__What to work on__
Search the material for the string "Elaeis", then return every line where it is found.

__Records to process__
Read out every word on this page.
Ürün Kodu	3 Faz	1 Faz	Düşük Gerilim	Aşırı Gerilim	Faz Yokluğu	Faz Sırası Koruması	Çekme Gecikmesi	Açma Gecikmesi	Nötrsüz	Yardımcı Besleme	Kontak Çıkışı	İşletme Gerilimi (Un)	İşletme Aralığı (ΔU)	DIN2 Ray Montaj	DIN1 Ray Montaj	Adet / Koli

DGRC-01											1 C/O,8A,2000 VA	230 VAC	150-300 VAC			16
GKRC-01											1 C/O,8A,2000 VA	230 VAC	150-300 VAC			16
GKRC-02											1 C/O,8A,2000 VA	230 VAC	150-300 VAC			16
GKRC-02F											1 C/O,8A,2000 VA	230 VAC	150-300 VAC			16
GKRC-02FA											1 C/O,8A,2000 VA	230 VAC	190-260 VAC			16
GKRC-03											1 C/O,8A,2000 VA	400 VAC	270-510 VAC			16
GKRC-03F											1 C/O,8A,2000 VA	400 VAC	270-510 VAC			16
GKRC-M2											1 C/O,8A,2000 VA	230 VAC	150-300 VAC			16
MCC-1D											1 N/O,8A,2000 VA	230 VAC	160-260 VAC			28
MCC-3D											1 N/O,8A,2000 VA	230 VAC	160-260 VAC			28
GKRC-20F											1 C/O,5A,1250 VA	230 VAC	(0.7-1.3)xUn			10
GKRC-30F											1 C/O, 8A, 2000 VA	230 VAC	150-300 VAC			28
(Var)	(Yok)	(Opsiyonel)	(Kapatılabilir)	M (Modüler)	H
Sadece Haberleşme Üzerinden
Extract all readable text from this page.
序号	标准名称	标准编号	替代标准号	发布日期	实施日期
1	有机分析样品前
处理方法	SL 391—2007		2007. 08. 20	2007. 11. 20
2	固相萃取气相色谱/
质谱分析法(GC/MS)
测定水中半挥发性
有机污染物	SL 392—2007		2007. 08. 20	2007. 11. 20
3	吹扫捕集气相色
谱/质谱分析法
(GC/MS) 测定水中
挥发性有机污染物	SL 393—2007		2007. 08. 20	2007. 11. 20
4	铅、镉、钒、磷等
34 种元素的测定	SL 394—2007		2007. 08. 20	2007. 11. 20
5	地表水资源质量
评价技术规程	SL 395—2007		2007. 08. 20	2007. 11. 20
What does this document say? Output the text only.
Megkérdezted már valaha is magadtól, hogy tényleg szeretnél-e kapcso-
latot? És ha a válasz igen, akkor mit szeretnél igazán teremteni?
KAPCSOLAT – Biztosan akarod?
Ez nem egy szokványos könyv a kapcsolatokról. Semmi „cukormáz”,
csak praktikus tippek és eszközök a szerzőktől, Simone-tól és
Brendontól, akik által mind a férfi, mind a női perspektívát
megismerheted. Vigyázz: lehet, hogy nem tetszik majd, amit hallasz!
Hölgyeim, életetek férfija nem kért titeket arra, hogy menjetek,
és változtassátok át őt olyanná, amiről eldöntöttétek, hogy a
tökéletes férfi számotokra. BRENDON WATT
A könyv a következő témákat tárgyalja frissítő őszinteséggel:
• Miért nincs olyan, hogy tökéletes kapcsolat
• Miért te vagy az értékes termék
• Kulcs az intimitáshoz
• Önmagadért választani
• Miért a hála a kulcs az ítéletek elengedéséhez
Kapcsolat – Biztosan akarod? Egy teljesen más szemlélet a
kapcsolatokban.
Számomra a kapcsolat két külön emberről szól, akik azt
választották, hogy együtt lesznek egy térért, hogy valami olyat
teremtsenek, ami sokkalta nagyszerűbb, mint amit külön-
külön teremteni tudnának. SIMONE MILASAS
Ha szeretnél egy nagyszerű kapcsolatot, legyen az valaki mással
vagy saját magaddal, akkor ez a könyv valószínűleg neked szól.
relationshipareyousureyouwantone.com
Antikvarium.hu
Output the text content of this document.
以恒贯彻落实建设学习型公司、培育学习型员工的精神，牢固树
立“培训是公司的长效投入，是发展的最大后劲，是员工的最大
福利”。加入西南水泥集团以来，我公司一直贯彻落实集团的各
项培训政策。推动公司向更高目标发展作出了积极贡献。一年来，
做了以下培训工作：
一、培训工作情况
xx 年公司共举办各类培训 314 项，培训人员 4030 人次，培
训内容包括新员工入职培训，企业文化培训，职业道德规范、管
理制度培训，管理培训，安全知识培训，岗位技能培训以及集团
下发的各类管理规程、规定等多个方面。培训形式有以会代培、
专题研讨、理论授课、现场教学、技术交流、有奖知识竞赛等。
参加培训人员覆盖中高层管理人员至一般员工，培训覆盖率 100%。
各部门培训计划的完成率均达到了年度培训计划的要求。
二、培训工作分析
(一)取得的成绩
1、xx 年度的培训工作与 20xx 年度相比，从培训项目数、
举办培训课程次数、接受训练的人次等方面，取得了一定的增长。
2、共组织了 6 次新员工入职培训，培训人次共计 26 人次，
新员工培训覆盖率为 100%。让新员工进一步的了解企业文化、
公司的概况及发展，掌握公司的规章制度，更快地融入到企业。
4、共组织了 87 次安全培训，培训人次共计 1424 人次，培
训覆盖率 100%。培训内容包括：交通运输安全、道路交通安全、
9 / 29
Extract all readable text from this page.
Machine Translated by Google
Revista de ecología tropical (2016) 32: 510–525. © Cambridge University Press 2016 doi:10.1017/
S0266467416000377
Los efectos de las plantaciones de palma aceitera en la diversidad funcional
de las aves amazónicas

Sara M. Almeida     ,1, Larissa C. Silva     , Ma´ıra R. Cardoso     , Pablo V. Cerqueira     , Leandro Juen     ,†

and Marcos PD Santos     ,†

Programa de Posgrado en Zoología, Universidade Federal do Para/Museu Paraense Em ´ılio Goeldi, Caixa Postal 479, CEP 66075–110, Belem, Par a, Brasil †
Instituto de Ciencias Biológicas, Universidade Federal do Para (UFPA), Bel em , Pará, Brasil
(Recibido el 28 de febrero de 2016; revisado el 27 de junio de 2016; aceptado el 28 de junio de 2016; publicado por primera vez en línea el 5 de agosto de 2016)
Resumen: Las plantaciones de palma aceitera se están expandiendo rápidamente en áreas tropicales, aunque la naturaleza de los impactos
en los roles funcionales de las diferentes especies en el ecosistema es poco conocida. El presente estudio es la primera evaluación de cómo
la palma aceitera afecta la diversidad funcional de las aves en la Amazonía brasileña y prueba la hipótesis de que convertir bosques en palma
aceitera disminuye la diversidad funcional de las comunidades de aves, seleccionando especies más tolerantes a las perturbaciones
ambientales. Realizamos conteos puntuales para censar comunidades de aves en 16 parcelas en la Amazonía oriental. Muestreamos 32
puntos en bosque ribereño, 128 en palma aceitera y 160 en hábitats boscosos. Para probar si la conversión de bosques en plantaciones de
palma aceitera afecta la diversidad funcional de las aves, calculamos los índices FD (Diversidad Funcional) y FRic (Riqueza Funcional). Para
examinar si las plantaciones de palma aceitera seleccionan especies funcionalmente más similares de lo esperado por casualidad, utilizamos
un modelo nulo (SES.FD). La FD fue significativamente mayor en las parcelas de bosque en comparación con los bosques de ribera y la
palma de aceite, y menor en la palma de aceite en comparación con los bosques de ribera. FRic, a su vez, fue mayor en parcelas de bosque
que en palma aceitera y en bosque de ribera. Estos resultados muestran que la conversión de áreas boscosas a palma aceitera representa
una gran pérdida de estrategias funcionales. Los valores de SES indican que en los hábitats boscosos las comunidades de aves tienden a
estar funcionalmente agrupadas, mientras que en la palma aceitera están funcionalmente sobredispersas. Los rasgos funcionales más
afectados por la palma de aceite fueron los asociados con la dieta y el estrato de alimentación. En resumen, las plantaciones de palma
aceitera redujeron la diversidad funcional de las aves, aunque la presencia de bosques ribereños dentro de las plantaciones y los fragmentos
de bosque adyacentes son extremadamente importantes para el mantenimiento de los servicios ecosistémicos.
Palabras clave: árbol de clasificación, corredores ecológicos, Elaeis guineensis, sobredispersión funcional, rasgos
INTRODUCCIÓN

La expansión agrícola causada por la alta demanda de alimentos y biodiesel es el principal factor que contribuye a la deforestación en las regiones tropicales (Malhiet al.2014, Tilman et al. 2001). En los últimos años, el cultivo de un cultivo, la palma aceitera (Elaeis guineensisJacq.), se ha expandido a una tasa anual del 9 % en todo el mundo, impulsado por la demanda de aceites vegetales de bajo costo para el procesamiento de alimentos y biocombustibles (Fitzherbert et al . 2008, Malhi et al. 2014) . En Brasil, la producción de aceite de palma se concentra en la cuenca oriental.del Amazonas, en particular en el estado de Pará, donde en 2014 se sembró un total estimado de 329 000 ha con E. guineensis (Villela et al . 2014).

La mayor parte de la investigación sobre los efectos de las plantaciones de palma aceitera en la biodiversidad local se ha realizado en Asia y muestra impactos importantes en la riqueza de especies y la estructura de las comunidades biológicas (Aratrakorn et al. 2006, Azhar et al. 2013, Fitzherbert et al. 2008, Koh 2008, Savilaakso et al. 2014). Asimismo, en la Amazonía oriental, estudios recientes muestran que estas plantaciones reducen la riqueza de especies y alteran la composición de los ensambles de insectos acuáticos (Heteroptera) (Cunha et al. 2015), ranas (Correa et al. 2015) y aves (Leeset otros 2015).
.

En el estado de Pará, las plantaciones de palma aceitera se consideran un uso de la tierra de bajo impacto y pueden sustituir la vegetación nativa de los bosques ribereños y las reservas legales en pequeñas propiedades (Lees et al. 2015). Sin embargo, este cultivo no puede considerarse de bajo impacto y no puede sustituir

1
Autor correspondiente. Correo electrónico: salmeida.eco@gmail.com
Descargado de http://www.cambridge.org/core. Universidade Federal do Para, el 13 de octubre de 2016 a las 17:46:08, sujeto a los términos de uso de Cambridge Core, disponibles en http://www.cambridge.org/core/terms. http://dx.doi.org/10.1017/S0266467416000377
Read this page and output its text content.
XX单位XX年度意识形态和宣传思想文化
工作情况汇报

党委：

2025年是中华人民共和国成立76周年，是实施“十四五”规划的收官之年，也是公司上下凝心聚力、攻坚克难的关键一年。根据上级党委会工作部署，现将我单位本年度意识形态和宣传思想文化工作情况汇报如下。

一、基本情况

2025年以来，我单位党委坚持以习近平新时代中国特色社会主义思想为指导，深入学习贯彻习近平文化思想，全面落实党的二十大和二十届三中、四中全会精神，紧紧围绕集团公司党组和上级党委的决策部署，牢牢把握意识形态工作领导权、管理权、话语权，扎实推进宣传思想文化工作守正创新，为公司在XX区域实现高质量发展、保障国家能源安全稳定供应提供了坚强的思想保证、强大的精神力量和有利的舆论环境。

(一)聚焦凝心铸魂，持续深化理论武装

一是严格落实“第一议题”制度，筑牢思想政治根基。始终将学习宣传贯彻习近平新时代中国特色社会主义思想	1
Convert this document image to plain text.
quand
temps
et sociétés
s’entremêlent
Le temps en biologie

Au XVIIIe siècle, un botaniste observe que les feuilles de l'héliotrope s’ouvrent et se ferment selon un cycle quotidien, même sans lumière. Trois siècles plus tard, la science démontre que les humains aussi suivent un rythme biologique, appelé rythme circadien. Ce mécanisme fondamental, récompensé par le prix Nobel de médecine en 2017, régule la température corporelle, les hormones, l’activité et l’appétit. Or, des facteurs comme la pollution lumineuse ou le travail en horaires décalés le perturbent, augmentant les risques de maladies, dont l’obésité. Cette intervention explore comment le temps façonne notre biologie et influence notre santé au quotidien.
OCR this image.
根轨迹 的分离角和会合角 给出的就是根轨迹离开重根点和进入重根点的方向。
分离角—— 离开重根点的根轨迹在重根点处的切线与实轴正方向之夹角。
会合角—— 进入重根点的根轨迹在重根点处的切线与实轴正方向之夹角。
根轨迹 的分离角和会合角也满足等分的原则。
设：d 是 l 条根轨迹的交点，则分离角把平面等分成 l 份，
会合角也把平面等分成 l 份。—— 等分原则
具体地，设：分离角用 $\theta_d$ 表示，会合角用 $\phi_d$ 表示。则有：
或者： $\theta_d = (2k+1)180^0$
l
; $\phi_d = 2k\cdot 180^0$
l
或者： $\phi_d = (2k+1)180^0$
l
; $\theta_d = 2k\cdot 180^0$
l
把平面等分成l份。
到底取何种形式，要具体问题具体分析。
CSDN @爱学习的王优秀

__Exercise result__
Palabras clave: árbol de clasificación, corredores ecológicos, Elaeis guineensis, sobredispersión funcional, rasgos
La expansión agrícola causada por la alta demanda de alimentos y biodiesel es el principal factor que contribuye a la deforestación en las regiones tropicales (Malhiet al.2014, Tilman et al. 2001). En los últimos años, el cultivo de un cultivo, la palma aceitera (Elaeis guineensisJacq.), se ha expandido a una tasa anual del 9 % en todo el mundo, impulsado por la demanda de aceites vegetales de bajo costo para el procesamiento de alimentos y biocombustibles (Fitzherbert et al . 2008, Malhi et al. 2014) . En Brasil, la producción de aceite de palma se concentra en la cuenca oriental.del Amazonas, en particular en el estado de Pará, donde en 2014 se sembró un total estimado de 329 000 ha con E. guineensis (Villela et al . 2014).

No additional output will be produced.